Given information:
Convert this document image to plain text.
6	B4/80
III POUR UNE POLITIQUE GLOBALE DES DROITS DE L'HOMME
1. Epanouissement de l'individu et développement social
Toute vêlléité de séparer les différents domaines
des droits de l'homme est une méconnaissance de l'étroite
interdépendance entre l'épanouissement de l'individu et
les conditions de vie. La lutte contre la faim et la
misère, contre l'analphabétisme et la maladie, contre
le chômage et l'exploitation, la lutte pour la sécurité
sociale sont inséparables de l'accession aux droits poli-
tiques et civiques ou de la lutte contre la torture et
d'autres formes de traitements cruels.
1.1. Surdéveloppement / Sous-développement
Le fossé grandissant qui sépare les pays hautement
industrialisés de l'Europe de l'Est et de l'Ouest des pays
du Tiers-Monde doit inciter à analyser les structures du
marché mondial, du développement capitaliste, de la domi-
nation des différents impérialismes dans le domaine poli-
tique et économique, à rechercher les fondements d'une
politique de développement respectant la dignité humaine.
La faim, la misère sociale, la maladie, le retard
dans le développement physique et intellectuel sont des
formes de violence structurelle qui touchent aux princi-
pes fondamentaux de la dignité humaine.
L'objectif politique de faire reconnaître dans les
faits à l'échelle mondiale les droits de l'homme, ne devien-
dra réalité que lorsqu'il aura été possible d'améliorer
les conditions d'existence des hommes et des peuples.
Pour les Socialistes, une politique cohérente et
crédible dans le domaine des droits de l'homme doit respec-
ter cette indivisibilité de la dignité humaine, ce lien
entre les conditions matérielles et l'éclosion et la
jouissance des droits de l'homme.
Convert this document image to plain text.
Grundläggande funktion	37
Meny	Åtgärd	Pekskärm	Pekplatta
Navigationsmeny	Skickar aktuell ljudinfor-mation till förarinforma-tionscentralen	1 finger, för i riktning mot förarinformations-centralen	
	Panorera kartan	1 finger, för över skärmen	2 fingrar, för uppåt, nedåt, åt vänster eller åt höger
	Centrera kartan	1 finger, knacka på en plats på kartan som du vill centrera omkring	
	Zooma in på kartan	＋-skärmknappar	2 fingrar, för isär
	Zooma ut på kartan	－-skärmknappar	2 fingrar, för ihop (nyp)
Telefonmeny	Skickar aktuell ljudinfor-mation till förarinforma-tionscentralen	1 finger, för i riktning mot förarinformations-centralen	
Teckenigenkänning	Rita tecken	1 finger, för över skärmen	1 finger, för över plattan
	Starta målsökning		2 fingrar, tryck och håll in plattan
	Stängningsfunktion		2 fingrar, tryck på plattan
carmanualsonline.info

Instruction:
Extract the complete listing verbatim.

The completed task:
Convert this document image to plain text.
6	B4/80
III POUR UNE POLITIQUE GLOBALE DES DROITS DE L'HOMME
1. Epanouissement de l'individu et développement social
Toute vêlléité de séparer les différents domaines
des droits de l'homme est une méconnaissance de l'étroite
interdépendance entre l'épanouissement de l'individu et
les conditions de vie. La lutte contre la faim et la
misère, contre l'analphabétisme et la maladie, contre
le chômage et l'exploitation, la lutte pour la sécurité
sociale sont inséparables de l'accession aux droits poli-
tiques et civiques ou de la lutte contre la torture et
d'autres formes de traitements cruels.
1.1. Surdéveloppement / Sous-développement
Le fossé grandissant qui sépare les pays hautement
industrialisés de l'Europe de l'Est et de l'Ouest des pays
du Tiers-Monde doit inciter à analyser les structures du
marché mondial, du développement capitaliste, de la domi-
nation des différents impérialismes dans le domaine poli-
tique et économique, à rechercher les fondements d'une
politique de développement respectant la dignité humaine.
La faim, la misère sociale, la maladie, le retard
dans le développement physique et intellectuel sont des
formes de violence structurelle qui touchent aux princi-
pes fondamentaux de la dignité humaine.
L'objectif politique de faire reconnaître dans les
faits à l'échelle mondiale les droits de l'homme, ne devien-
dra réalité que lorsqu'il aura été possible d'améliorer
les conditions d'existence des hommes et des peuples.
Pour les Socialistes, une politique cohérente et
crédible dans le domaine des droits de l'homme doit respec-
ter cette indivisibilité de la dignité humaine, ce lien
entre les conditions matérielles et l'éclosion et la
jouissance des droits de l'homme.
Convert this document image to plain text.
Grundläggande funktion	37
Meny	Åtgärd	Pekskärm	Pekplatta
Navigationsmeny	Skickar aktuell ljudinfor-mation till förarinforma-tionscentralen	1 finger, för i riktning mot förarinformations-centralen	
	Panorera kartan	1 finger, för över skärmen	2 fingrar, för uppåt, nedåt, åt vänster eller åt höger
	Centrera kartan	1 finger, knacka på en plats på kartan som du vill centrera omkring	
	Zooma in på kartan	＋-skärmknappar	2 fingrar, för isär
	Zooma ut på kartan	－-skärmknappar	2 fingrar, för ihop (nyp)
Telefonmeny	Skickar aktuell ljudinfor-mation till förarinforma-tionscentralen	1 finger, för i riktning mot förarinformations-centralen	
Teckenigenkänning	Rita tecken	1 finger, för över skärmen	1 finger, för över plattan
	Starta målsökning		2 fingrar, tryck och håll in plattan
	Stängningsfunktion		2 fingrar, tryck på plattan
carmanualsonline.info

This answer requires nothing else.